→ **Short task**
Identify each line containing the word "footer" and copy it.

Extracts from a graphics dataset
_____

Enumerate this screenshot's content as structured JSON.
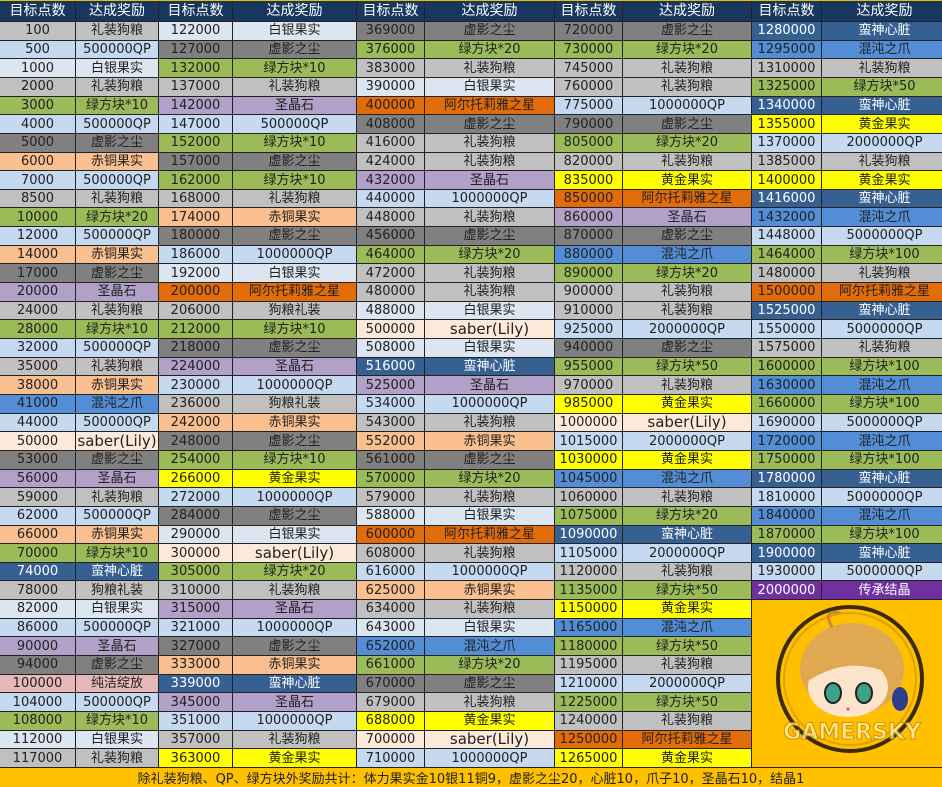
{
  "headers": {
    "points": "目标点数",
    "reward": "达成奖励"
  },
  "colors": {
    "header": "#17375e",
    "footer": "#ffc000",
    "礼装狗粮": "#c0c0c0",
    "狗粮礼装": "#c0c0c0",
    "500000QP": "#c5d9f1",
    "1000000QP": "#c5d9f1",
    "2000000QP": "#c5d9f1",
    "5000000QP": "#c5d9f1",
    "白银果实": "#dce6f1",
    "绿方块": "#9bbb59",
    "虚影之尘": "#808080",
    "赤铜果实": "#fabf8f",
    "圣晶石": "#b1a0c7",
    "混沌之爪": "#538dd5",
    "蛮神心脏": "#366092",
    "阿尔托莉雅之星": "#e26b0a",
    "saber(Lily)": "#fde9d9",
    "黄金果实": "#ffff00",
    "纯洁绽放": "#e6b8b7",
    "传承结晶": "#7030a0"
  },
  "columns": [
    [
      [
        "100",
        "礼装狗粮"
      ],
      [
        "500",
        "500000QP"
      ],
      [
        "1000",
        "白银果实"
      ],
      [
        "2000",
        "礼装狗粮"
      ],
      [
        "3000",
        "绿方块*10"
      ],
      [
        "4000",
        "500000QP"
      ],
      [
        "5000",
        "虚影之尘"
      ],
      [
        "6000",
        "赤铜果实"
      ],
      [
        "7000",
        "500000QP"
      ],
      [
        "8500",
        "礼装狗粮"
      ],
      [
        "10000",
        "绿方块*20"
      ],
      [
        "12000",
        "500000QP"
      ],
      [
        "14000",
        "赤铜果实"
      ],
      [
        "17000",
        "虚影之尘"
      ],
      [
        "20000",
        "圣晶石"
      ],
      [
        "24000",
        "礼装狗粮"
      ],
      [
        "28000",
        "绿方块*10"
      ],
      [
        "32000",
        "500000QP"
      ],
      [
        "35000",
        "礼装狗粮"
      ],
      [
        "38000",
        "赤铜果实"
      ],
      [
        "41000",
        "混沌之爪"
      ],
      [
        "44000",
        "500000QP"
      ],
      [
        "50000",
        "saber(Lily)"
      ],
      [
        "53000",
        "虚影之尘"
      ],
      [
        "56000",
        "圣晶石"
      ],
      [
        "59000",
        "礼装狗粮"
      ],
      [
        "62000",
        "500000QP"
      ],
      [
        "66000",
        "赤铜果实"
      ],
      [
        "70000",
        "绿方块*10"
      ],
      [
        "74000",
        "蛮神心脏"
      ],
      [
        "78000",
        "狗粮礼装"
      ],
      [
        "82000",
        "白银果实"
      ],
      [
        "86000",
        "500000QP"
      ],
      [
        "90000",
        "圣晶石"
      ],
      [
        "94000",
        "虚影之尘"
      ],
      [
        "100000",
        "纯洁绽放"
      ],
      [
        "104000",
        "500000QP"
      ],
      [
        "108000",
        "绿方块*10"
      ],
      [
        "112000",
        "白银果实"
      ],
      [
        "117000",
        "礼装狗粮"
      ]
    ],
    [
      [
        "122000",
        "白银果实"
      ],
      [
        "127000",
        "虚影之尘"
      ],
      [
        "132000",
        "绿方块*10"
      ],
      [
        "137000",
        "礼装狗粮"
      ],
      [
        "142000",
        "圣晶石"
      ],
      [
        "147000",
        "500000QP"
      ],
      [
        "152000",
        "绿方块*10"
      ],
      [
        "157000",
        "虚影之尘"
      ],
      [
        "162000",
        "绿方块*10"
      ],
      [
        "168000",
        "礼装狗粮"
      ],
      [
        "174000",
        "赤铜果实"
      ],
      [
        "180000",
        "虚影之尘"
      ],
      [
        "186000",
        "1000000QP"
      ],
      [
        "192000",
        "白银果实"
      ],
      [
        "200000",
        "阿尔托莉雅之星"
      ],
      [
        "206000",
        "狗粮礼装"
      ],
      [
        "212000",
        "绿方块*10"
      ],
      [
        "218000",
        "虚影之尘"
      ],
      [
        "224000",
        "圣晶石"
      ],
      [
        "230000",
        "1000000QP"
      ],
      [
        "236000",
        "狗粮礼装"
      ],
      [
        "242000",
        "赤铜果实"
      ],
      [
        "248000",
        "虚影之尘"
      ],
      [
        "254000",
        "绿方块*10"
      ],
      [
        "266000",
        "黄金果实"
      ],
      [
        "272000",
        "1000000QP"
      ],
      [
        "284000",
        "虚影之尘"
      ],
      [
        "290000",
        "白银果实"
      ],
      [
        "300000",
        "saber(Lily)"
      ],
      [
        "305000",
        "绿方块*20"
      ],
      [
        "310000",
        "礼装狗粮"
      ],
      [
        "315000",
        "圣晶石"
      ],
      [
        "321000",
        "1000000QP"
      ],
      [
        "327000",
        "虚影之尘"
      ],
      [
        "333000",
        "赤铜果实"
      ],
      [
        "339000",
        "蛮神心脏"
      ],
      [
        "345000",
        "圣晶石"
      ],
      [
        "351000",
        "1000000QP"
      ],
      [
        "357000",
        "礼装狗粮"
      ],
      [
        "363000",
        "黄金果实"
      ]
    ],
    [
      [
        "369000",
        "虚影之尘"
      ],
      [
        "376000",
        "绿方块*20"
      ],
      [
        "383000",
        "礼装狗粮"
      ],
      [
        "390000",
        "白银果实"
      ],
      [
        "400000",
        "阿尔托莉雅之星"
      ],
      [
        "408000",
        "虚影之尘"
      ],
      [
        "416000",
        "礼装狗粮"
      ],
      [
        "424000",
        "礼装狗粮"
      ],
      [
        "432000",
        "圣晶石"
      ],
      [
        "440000",
        "1000000QP"
      ],
      [
        "448000",
        "礼装狗粮"
      ],
      [
        "456000",
        "虚影之尘"
      ],
      [
        "464000",
        "绿方块*20"
      ],
      [
        "472000",
        "礼装狗粮"
      ],
      [
        "480000",
        "礼装狗粮"
      ],
      [
        "488000",
        "白银果实"
      ],
      [
        "500000",
        "saber(Lily)"
      ],
      [
        "508000",
        "白银果实"
      ],
      [
        "516000",
        "蛮神心脏"
      ],
      [
        "525000",
        "圣晶石"
      ],
      [
        "534000",
        "1000000QP"
      ],
      [
        "543000",
        "礼装狗粮"
      ],
      [
        "552000",
        "赤铜果实"
      ],
      [
        "561000",
        "虚影之尘"
      ],
      [
        "570000",
        "绿方块*20"
      ],
      [
        "579000",
        "礼装狗粮"
      ],
      [
        "588000",
        "白银果实"
      ],
      [
        "600000",
        "阿尔托莉雅之星"
      ],
      [
        "608000",
        "礼装狗粮"
      ],
      [
        "616000",
        "1000000QP"
      ],
      [
        "625000",
        "赤铜果实"
      ],
      [
        "634000",
        "礼装狗粮"
      ],
      [
        "643000",
        "白银果实"
      ],
      [
        "652000",
        "混沌之爪"
      ],
      [
        "661000",
        "绿方块*20"
      ],
      [
        "670000",
        "虚影之尘"
      ],
      [
        "679000",
        "礼装狗粮"
      ],
      [
        "688000",
        "黄金果实"
      ],
      [
        "700000",
        "saber(Lily)"
      ],
      [
        "710000",
        "1000000QP"
      ]
    ],
    [
      [
        "720000",
        "虚影之尘"
      ],
      [
        "730000",
        "绿方块*20"
      ],
      [
        "745000",
        "礼装狗粮"
      ],
      [
        "760000",
        "礼装狗粮"
      ],
      [
        "775000",
        "1000000QP"
      ],
      [
        "790000",
        "虚影之尘"
      ],
      [
        "805000",
        "绿方块*20"
      ],
      [
        "820000",
        "礼装狗粮"
      ],
      [
        "835000",
        "黄金果实"
      ],
      [
        "850000",
        "阿尔托莉雅之星"
      ],
      [
        "860000",
        "圣晶石"
      ],
      [
        "870000",
        "虚影之尘"
      ],
      [
        "880000",
        "混沌之爪"
      ],
      [
        "890000",
        "绿方块*20"
      ],
      [
        "900000",
        "礼装狗粮"
      ],
      [
        "910000",
        "礼装狗粮"
      ],
      [
        "925000",
        "2000000QP"
      ],
      [
        "940000",
        "虚影之尘"
      ],
      [
        "955000",
        "绿方块*50"
      ],
      [
        "970000",
        "礼装狗粮"
      ],
      [
        "985000",
        "黄金果实"
      ],
      [
        "1000000",
        "saber(Lily)"
      ],
      [
        "1015000",
        "2000000QP"
      ],
      [
        "1030000",
        "黄金果实"
      ],
      [
        "1045000",
        "混沌之爪"
      ],
      [
        "1060000",
        "礼装狗粮"
      ],
      [
        "1075000",
        "绿方块*20"
      ],
      [
        "1090000",
        "蛮神心脏"
      ],
      [
        "1105000",
        "2000000QP"
      ],
      [
        "1120000",
        "礼装狗粮"
      ],
      [
        "1135000",
        "绿方块*50"
      ],
      [
        "1150000",
        "黄金果实"
      ],
      [
        "1165000",
        "混沌之爪"
      ],
      [
        "1180000",
        "绿方块*50"
      ],
      [
        "1195000",
        "礼装狗粮"
      ],
      [
        "1210000",
        "2000000QP"
      ],
      [
        "1225000",
        "绿方块*50"
      ],
      [
        "1240000",
        "礼装狗粮"
      ],
      [
        "1250000",
        "阿尔托莉雅之星"
      ],
      [
        "1265000",
        "黄金果实"
      ]
    ],
    [
      [
        "1280000",
        "蛮神心脏"
      ],
      [
        "1295000",
        "混沌之爪"
      ],
      [
        "1310000",
        "礼装狗粮"
      ],
      [
        "1325000",
        "绿方块*50"
      ],
      [
        "1340000",
        "蛮神心脏"
      ],
      [
        "1355000",
        "黄金果实"
      ],
      [
        "1370000",
        "2000000QP"
      ],
      [
        "1385000",
        "礼装狗粮"
      ],
      [
        "1400000",
        "黄金果实"
      ],
      [
        "1416000",
        "蛮神心脏"
      ],
      [
        "1432000",
        "混沌之爪"
      ],
      [
        "1448000",
        "5000000QP"
      ],
      [
        "1464000",
        "绿方块*100"
      ],
      [
        "1480000",
        "礼装狗粮"
      ],
      [
        "1500000",
        "阿尔托莉雅之星"
      ],
      [
        "1525000",
        "蛮神心脏"
      ],
      [
        "1550000",
        "5000000QP"
      ],
      [
        "1575000",
        "礼装狗粮"
      ],
      [
        "1600000",
        "绿方块*100"
      ],
      [
        "1630000",
        "混沌之爪"
      ],
      [
        "1660000",
        "绿方块*100"
      ],
      [
        "1690000",
        "5000000QP"
      ],
      [
        "1720000",
        "混沌之爪"
      ],
      [
        "1750000",
        "绿方块*100"
      ],
      [
        "1780000",
        "蛮神心脏"
      ],
      [
        "1810000",
        "5000000QP"
      ],
      [
        "1840000",
        "混沌之爪"
      ],
      [
        "1870000",
        "绿方块*100"
      ],
      [
        "1900000",
        "蛮神心脏"
      ],
      [
        "1930000",
        "5000000QP"
      ],
      [
        "2000000",
        "传承结晶"
      ]
    ]
  ],
  "footer": "除礼装狗粮、QP、绿方块外奖励共计：体力果实金10银11铜9，虚影之尘20，心脏10，爪子10，圣晶石10，结晶1",
  "image": {
    "subject": "saber-chibi-portrait",
    "watermark": "gamersky-watermark"
  }
}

_____

→ **Answer for this exercise**
    "footer": "#ffc000",
  "footer": "除礼装狗粮、QP、绿方块外奖励共计：体力果实金10银11铜9，虚影之尘20，心脏10，爪子10，圣晶石10，结晶1",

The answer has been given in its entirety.